Brief: Can you output, unchanged, every line from the first line of the records through the line with "nav-home[interactable]: Home [160,93,234,145]", including both of those lines?
* begin Rows *
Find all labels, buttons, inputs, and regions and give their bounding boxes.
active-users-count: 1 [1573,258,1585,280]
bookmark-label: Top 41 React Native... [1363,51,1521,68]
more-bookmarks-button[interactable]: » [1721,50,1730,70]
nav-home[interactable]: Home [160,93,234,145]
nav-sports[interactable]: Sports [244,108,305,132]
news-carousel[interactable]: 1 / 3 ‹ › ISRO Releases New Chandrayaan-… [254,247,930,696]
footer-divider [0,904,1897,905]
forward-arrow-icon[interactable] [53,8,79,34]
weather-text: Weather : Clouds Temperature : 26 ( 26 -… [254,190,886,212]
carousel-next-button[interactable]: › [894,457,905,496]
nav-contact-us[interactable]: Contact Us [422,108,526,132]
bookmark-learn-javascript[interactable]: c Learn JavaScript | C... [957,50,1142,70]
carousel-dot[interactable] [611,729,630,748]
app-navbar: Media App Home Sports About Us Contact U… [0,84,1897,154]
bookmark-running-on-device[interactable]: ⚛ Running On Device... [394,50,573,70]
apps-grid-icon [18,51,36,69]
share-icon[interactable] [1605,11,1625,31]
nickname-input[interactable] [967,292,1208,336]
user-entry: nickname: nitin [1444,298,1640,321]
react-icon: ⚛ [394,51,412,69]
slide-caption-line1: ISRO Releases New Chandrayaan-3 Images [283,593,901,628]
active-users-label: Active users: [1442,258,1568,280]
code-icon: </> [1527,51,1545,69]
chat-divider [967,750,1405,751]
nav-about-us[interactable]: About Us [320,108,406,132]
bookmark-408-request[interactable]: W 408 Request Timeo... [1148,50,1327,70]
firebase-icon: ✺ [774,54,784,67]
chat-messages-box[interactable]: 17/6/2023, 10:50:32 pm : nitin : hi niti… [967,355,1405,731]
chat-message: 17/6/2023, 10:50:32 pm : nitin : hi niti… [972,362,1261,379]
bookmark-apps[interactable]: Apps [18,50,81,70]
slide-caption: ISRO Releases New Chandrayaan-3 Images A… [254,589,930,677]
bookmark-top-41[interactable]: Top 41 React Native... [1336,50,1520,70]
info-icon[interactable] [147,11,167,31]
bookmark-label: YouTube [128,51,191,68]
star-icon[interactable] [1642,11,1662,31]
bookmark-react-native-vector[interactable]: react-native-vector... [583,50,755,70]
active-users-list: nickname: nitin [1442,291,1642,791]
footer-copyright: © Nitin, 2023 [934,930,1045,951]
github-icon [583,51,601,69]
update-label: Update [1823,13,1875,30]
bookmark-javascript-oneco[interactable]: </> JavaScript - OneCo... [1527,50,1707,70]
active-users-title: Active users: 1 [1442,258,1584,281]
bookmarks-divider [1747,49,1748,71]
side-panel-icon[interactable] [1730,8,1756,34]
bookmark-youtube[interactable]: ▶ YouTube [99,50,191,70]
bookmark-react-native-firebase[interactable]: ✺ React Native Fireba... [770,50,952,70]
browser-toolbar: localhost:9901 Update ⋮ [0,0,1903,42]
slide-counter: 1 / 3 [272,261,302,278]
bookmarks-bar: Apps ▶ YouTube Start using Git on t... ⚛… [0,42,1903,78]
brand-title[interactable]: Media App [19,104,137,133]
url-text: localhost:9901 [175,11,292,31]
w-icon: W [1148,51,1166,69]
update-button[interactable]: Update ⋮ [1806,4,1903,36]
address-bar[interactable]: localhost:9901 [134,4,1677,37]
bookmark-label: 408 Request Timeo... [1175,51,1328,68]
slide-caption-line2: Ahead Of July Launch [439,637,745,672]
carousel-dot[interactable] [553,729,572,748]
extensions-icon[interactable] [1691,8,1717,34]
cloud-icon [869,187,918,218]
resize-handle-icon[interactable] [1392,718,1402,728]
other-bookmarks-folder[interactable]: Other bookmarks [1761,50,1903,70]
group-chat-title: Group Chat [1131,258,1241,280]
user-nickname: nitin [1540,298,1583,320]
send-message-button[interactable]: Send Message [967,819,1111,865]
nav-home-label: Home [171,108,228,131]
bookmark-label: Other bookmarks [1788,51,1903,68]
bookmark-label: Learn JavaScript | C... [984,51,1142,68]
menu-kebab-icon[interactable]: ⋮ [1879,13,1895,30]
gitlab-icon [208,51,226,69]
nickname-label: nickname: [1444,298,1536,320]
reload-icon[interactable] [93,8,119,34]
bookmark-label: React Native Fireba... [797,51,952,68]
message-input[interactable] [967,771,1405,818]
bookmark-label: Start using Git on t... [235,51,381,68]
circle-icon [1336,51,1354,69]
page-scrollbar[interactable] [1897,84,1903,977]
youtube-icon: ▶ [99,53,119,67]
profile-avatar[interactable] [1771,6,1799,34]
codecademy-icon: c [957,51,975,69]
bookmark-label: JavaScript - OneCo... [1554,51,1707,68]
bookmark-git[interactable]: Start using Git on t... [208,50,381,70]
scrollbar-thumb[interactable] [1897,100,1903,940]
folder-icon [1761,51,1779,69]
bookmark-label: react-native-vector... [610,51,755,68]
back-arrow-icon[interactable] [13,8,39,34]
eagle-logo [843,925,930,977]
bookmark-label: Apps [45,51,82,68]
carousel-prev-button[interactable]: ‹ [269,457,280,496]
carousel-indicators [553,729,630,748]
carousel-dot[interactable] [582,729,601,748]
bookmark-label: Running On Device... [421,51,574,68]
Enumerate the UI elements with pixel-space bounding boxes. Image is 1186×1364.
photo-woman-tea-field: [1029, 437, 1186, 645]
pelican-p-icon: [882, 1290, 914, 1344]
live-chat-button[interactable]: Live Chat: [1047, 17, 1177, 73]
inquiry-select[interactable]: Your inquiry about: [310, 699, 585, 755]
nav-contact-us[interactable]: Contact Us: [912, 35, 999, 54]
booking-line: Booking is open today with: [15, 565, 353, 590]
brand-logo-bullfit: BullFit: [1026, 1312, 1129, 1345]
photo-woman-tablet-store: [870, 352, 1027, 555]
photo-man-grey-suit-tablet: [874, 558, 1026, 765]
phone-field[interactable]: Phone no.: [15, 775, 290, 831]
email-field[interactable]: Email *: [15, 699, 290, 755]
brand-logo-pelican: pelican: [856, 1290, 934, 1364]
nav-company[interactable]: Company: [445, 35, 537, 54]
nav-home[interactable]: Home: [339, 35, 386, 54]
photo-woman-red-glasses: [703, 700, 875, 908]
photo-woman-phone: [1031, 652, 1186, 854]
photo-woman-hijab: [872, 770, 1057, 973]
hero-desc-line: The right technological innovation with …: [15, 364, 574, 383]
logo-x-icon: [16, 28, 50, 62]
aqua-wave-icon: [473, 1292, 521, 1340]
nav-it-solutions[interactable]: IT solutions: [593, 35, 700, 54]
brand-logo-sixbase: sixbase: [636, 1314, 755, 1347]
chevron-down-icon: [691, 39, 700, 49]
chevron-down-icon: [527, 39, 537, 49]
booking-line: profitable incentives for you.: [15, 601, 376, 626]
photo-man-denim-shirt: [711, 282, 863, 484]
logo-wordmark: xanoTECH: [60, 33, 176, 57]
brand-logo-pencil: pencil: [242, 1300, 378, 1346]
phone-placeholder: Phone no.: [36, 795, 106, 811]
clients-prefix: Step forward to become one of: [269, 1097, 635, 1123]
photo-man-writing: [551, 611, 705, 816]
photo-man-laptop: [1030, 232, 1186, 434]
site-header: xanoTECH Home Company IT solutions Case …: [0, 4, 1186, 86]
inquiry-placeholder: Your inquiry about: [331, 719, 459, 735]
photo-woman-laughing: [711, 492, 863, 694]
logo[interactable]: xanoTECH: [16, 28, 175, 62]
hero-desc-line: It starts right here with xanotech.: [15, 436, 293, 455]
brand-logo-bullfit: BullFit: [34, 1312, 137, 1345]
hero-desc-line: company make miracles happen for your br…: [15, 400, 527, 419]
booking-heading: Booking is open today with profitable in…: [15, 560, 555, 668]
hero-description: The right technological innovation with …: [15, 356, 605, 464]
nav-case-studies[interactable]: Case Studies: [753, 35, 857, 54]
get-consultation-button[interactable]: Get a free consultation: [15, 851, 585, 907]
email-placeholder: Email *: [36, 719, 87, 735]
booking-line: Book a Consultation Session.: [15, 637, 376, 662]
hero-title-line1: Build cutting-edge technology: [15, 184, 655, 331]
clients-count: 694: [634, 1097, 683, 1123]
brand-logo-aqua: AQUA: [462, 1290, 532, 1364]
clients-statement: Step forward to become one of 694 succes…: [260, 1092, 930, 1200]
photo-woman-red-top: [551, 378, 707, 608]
* end Rows *
Task solution:
Find all labels, buttons, inputs, and regions and give their bounding boxes.
active-users-count: 1 [1573,258,1585,280]
bookmark-label: Top 41 React Native... [1363,51,1521,68]
more-bookmarks-button[interactable]: » [1721,50,1730,70]
nav-home[interactable]: Home [160,93,234,145]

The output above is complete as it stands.